--- WHAT YOU SHOULD DO ---
Can you transcribe every line exactly and leave the pictures behind?

--- DATA LISTING ---
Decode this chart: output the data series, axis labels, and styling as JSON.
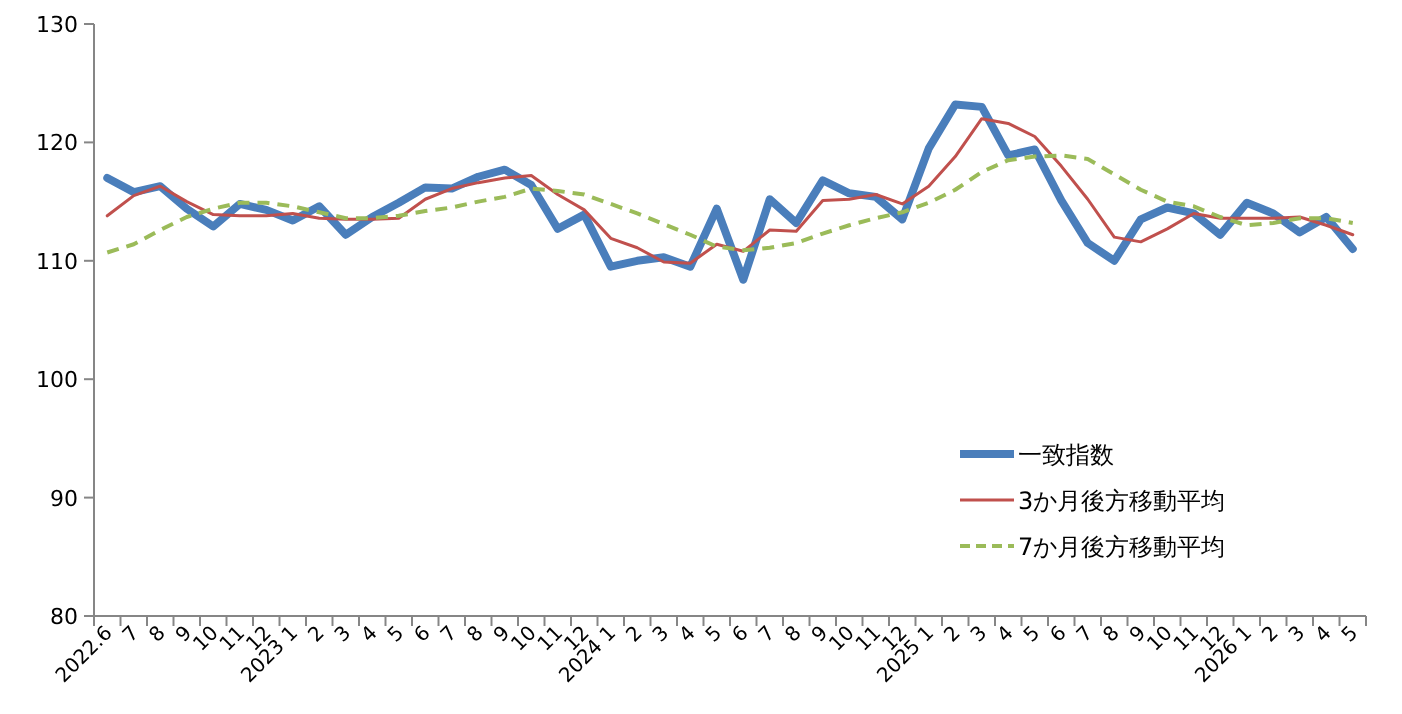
{
  "chart_data": {
    "type": "line",
    "categories": [
      "2022.6",
      "7",
      "8",
      "9",
      "10",
      "11",
      "12",
      "2023 1",
      "2",
      "3",
      "4",
      "5",
      "6",
      "7",
      "8",
      "9",
      "10",
      "11",
      "12",
      "2024 1",
      "2",
      "3",
      "4",
      "5",
      "6",
      "7",
      "8",
      "9",
      "10",
      "11",
      "12",
      "2025 1",
      "2",
      "3",
      "4",
      "5",
      "6",
      "7",
      "8",
      "9",
      "10",
      "11",
      "12",
      "2026 1",
      "2",
      "3",
      "4",
      "5"
    ],
    "series": [
      {
        "name": "一致指数",
        "color": "#4a7ebb",
        "line_style": "solid",
        "values": [
          117.0,
          115.8,
          116.3,
          114.4,
          112.9,
          114.8,
          114.3,
          113.4,
          114.6,
          112.2,
          113.7,
          114.9,
          116.2,
          116.1,
          117.1,
          117.7,
          116.4,
          112.7,
          113.9,
          109.5,
          110.0,
          110.3,
          109.5,
          114.4,
          108.4,
          115.2,
          113.2,
          116.8,
          115.7,
          115.4,
          113.5,
          119.5,
          123.2,
          123.0,
          118.9,
          119.4,
          115.1,
          111.5,
          110.0,
          113.5,
          114.5,
          114.0,
          112.2,
          114.9,
          114.0,
          112.4,
          113.7,
          111.0
        ]
      },
      {
        "name": "3か月後方移動平均",
        "color": "#c0504d",
        "line_style": "solid",
        "values": [
          113.8,
          115.5,
          116.3,
          115.0,
          113.9,
          113.8,
          113.8,
          114.0,
          113.6,
          113.5,
          113.5,
          113.6,
          115.2,
          116.1,
          116.6,
          117.0,
          117.2,
          115.6,
          114.3,
          111.9,
          111.1,
          109.9,
          109.8,
          111.4,
          110.8,
          112.6,
          112.5,
          115.1,
          115.2,
          115.6,
          114.8,
          116.3,
          118.8,
          122.0,
          121.6,
          120.5,
          118.0,
          115.2,
          112.0,
          111.6,
          112.7,
          114.0,
          113.6,
          113.6,
          113.6,
          113.7,
          113.0,
          112.2
        ]
      },
      {
        "name": "7か月後方移動平均",
        "color": "#9bbb59",
        "line_style": "dashed",
        "values": [
          110.7,
          111.4,
          112.6,
          113.7,
          114.4,
          114.9,
          114.9,
          114.6,
          114.1,
          113.6,
          113.6,
          113.8,
          114.2,
          114.5,
          115.0,
          115.4,
          116.1,
          115.9,
          115.6,
          114.8,
          114.0,
          113.1,
          112.2,
          111.2,
          110.9,
          111.1,
          111.5,
          112.3,
          113.0,
          113.6,
          114.1,
          114.9,
          116.0,
          117.5,
          118.5,
          118.8,
          118.9,
          118.6,
          117.3,
          116.0,
          115.0,
          114.6,
          113.7,
          113.0,
          113.2,
          113.6,
          113.6,
          113.2
        ]
      }
    ],
    "ylim": [
      80,
      130
    ],
    "yticks": [
      80,
      90,
      100,
      110,
      120,
      130
    ],
    "grid": false,
    "legend": "bottom right",
    "marker": "none"
  }
}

--- SOLUTION FOR THIS EXERCISE ---
Decode this chart: output the data series, axis labels, and styling as JSON.
{
  "chart_data": {
    "type": "line",
    "categories": [
      "2022.6",
      "7",
      "8",
      "9",
      "10",
      "11",
      "12",
      "2023 1",
      "2",
      "3",
      "4",
      "5",
      "6",
      "7",
      "8",
      "9",
      "10",
      "11",
      "12",
      "2024 1",
      "2",
      "3",
      "4",
      "5",
      "6",
      "7",
      "8",
      "9",
      "10",
      "11",
      "12",
      "2025 1",
      "2",
      "3",
      "4",
      "5",
      "6",
      "7",
      "8",
      "9",
      "10",
      "11",
      "12",
      "2026 1",
      "2",
      "3",
      "4",
      "5"
    ],
    "series": [
      {
        "name": "一致指数",
        "color": "#4a7ebb",
        "line_style": "solid",
        "values": [
          117.0,
          115.8,
          116.3,
          114.4,
          112.9,
          114.8,
          114.3,
          113.4,
          114.6,
          112.2,
          113.7,
          114.9,
          116.2,
          116.1,
          117.1,
          117.7,
          116.4,
          112.7,
          113.9,
          109.5,
          110.0,
          110.3,
          109.5,
          114.4,
          108.4,
          115.2,
          113.2,
          116.8,
          115.7,
          115.4,
          113.5,
          119.5,
          123.2,
          123.0,
          118.9,
          119.4,
          115.1,
          111.5,
          110.0,
          113.5,
          114.5,
          114.0,
          112.2,
          114.9,
          114.0,
          112.4,
          113.7,
          111.0
        ]
      },
      {
        "name": "3か月後方移動平均",
        "color": "#c0504d",
        "line_style": "solid",
        "values": [
          113.8,
          115.5,
          116.3,
          115.0,
          113.9,
          113.8,
          113.8,
          114.0,
          113.6,
          113.5,
          113.5,
          113.6,
          115.2,
          116.1,
          116.6,
          117.0,
          117.2,
          115.6,
          114.3,
          111.9,
          111.1,
          109.9,
          109.8,
          111.4,
          110.8,
          112.6,
          112.5,
          115.1,
          115.2,
          115.6,
          114.8,
          116.3,
          118.8,
          122.0,
          121.6,
          120.5,
          118.0,
          115.2,
          112.0,
          111.6,
          112.7,
          114.0,
          113.6,
          113.6,
          113.6,
          113.7,
          113.0,
          112.2
        ]
      },
      {
        "name": "7か月後方移動平均",
        "color": "#9bbb59",
        "line_style": "dashed",
        "values": [
          110.7,
          111.4,
          112.6,
          113.7,
          114.4,
          114.9,
          114.9,
          114.6,
          114.1,
          113.6,
          113.6,
          113.8,
          114.2,
          114.5,
          115.0,
          115.4,
          116.1,
          115.9,
          115.6,
          114.8,
          114.0,
          113.1,
          112.2,
          111.2,
          110.9,
          111.1,
          111.5,
          112.3,
          113.0,
          113.6,
          114.1,
          114.9,
          116.0,
          117.5,
          118.5,
          118.8,
          118.9,
          118.6,
          117.3,
          116.0,
          115.0,
          114.6,
          113.7,
          113.0,
          113.2,
          113.6,
          113.6,
          113.2
        ]
      }
    ],
    "ylim": [
      80,
      130
    ],
    "yticks": [
      80,
      90,
      100,
      110,
      120,
      130
    ],
    "grid": false,
    "legend": "bottom right",
    "marker": "none"
  }
}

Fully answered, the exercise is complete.